• _Document text_:
--- START ---
Simulations in Figure 7 show that this simple model is able to capture the basic characteristics of IHC ribbon function during trains of stimuli, such as intensity coding, phase locking, and the tight relation between timing precision and efficient recovery. As shown in the model, a low recovery rate produces increasing synaptic latency during the train. In contrast, fast recovery provides good timing but excessive sustained release that does not match the results obtained in these recordings from the immature cochlea.

Discrepancies in the absolute values of latency between simulations and experimental results may arise from processes that are not contemplated in the model, such as diffusion of Ca²⁺ in the cytosol, other putative Ca²⁺-dependent processes, vesicle translocation, vesicle fusion to the plasma membrane, diffusion of glutamate, and activation of postsynaptic receptors.

Finally, this model strengthens the idea that phase locking is primarily determined by an equilibrium between release drive and pool size, conferring a constant synaptic latency throughout the train. It cannot be precluded, though, that additional mechanism(s) not taken into account in this model might contribute as well to improve phase locking. This issue deserves special attention, as for instance some differences in latency persisted when comparing different train levels (Fig. 7C).

Functional consequences

Phase locking has been extensively shown in different species with diverse hearing frequency ranges. In every case, this property degrades as the stimulation frequency increases above 1–5 kHz (Kiang et al., 1965; Rose et al., 1967; Taberner and Liberman, 2005). In species with poor low-frequency sensitivity, such as mice and rats, few auditory nerve neurons respond to pure tones below or within this range (Taberner and Liberman, 2005). However, it has also been shown that phase locking occurs when high-frequency sounds are modulated in amplitude by a low-frequency envelope (Buran et al., 2010) with several common characteristics (Yin, 2002).
--- END ---
• _Information given_:
--- START ---
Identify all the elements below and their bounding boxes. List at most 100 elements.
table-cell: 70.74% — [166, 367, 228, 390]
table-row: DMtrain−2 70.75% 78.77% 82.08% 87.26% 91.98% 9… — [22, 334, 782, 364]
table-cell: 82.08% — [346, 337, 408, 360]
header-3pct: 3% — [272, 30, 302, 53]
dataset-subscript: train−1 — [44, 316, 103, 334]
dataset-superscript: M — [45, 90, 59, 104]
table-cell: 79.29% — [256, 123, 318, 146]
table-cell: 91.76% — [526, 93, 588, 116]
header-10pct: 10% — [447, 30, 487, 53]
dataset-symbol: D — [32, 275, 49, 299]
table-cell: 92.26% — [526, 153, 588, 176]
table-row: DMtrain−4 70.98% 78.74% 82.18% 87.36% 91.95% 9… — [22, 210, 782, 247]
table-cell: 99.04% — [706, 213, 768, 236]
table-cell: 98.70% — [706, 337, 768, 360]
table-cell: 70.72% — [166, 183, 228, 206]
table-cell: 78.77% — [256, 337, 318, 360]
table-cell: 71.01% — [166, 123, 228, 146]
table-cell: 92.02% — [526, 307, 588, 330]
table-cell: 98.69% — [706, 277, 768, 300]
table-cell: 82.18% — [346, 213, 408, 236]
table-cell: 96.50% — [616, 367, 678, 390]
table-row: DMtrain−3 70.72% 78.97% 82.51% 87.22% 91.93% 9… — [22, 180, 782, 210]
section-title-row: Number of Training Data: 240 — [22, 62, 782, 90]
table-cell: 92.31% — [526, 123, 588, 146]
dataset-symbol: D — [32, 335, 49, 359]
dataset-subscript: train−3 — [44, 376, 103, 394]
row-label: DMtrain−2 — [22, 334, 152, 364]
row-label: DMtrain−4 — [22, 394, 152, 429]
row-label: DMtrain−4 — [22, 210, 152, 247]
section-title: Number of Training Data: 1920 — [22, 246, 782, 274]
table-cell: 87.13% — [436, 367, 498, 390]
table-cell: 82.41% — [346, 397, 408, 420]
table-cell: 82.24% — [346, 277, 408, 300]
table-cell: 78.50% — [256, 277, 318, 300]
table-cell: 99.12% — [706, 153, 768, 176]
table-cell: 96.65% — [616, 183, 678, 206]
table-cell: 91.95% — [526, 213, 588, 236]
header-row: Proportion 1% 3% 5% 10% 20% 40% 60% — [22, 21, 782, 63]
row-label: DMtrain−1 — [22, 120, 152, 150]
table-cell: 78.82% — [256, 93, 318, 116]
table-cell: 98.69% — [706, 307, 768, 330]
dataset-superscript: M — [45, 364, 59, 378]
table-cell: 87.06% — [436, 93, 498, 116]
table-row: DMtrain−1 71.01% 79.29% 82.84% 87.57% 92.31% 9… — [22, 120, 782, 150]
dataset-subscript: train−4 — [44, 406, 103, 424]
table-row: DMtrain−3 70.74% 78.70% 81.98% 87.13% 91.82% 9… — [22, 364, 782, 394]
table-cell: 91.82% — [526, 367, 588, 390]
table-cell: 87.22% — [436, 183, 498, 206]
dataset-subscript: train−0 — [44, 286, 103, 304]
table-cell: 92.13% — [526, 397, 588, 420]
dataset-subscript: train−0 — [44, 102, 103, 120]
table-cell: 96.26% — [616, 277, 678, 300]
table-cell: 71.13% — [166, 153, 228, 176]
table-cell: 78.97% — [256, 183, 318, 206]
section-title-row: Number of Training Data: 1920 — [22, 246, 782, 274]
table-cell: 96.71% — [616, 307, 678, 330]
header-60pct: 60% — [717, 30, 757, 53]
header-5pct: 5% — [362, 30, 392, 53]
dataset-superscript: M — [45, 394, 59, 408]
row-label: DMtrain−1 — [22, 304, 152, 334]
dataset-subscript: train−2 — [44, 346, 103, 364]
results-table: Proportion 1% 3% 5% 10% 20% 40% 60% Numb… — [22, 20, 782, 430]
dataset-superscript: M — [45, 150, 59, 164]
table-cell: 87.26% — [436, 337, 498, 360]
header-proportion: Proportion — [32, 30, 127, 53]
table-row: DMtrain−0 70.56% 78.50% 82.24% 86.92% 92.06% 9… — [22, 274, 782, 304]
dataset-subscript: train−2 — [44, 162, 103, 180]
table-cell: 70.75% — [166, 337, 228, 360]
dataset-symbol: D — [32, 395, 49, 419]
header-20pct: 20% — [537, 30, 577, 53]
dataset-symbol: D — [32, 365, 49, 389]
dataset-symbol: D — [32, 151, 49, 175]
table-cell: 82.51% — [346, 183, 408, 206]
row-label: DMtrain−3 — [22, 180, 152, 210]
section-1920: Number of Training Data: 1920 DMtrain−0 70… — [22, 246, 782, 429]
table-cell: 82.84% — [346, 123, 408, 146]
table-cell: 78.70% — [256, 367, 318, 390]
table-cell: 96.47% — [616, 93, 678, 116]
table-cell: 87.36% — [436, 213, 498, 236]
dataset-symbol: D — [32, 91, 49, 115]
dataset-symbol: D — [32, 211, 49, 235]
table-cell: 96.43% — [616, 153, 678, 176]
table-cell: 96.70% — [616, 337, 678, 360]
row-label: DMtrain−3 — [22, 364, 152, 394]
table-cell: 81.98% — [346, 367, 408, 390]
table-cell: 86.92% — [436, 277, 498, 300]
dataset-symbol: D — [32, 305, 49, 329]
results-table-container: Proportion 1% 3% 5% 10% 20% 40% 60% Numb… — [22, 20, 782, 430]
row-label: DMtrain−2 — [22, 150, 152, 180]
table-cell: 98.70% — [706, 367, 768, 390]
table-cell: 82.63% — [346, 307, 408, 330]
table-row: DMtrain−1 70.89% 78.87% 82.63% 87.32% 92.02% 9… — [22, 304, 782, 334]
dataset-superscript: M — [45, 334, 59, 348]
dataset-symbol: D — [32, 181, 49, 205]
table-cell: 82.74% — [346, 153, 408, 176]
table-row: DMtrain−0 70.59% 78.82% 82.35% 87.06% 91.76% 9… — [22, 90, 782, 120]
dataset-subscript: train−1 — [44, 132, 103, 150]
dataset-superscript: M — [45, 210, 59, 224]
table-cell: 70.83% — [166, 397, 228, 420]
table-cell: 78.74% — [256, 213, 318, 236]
--- END ---
• _Using the information_:
A. In the passage on hair cell synapses, above what stimulation frequency range does phase locking degrade?
B. Continue the passage on hair cell synapses from its final sentence.
The records have no role in this exercise.

• _Response list_:
A. It degrades above 1–5 kHz.

B.
It is useful to compare the degree of phase locking (or synchronization) that was reached in synaptic responses with that of auditory nerve recordings in vivo. It has been reported in auditory nerve recordings from rats that vector strength (a measure of synchronization that ranges from 0 to 1) decreases with frequency and also that it is larger at higher intensities of stimulation (Paolini et al., 2001). The value of vector strength calculated in the current study, ∼0.4, is in the range of values reported for auditory nerves, but it is also important to consider that few fibers with characteristic frequency (or best frequency) below 1 kHz are found in rats. In low-frequency hearing animals such as cats, auditory nerves present higher synchronization values (Johnson, 1980). Provided that the experiments in the current study were done at room temperature and with an immature organ of Corti, it is expected that better synchronization would be obtained in more physiological conditions.

The mechanism proposed in the current study is based on general phenomena such as the dynamics of vesicle pools, synaptic plasticity, and the characteristics of the receptor potential with variable amplitudes at the hair cells. However, these experiments were performed in the apical coil of neonatal rats, and thus the conclusions should not be immediately extrapolated to the in vivo situation. Future studies on mature endorgans and/or in species with higher sensitivity to low-frequency components (<1 kHz) should be done to confirm whether our model can be generalized to other synapses.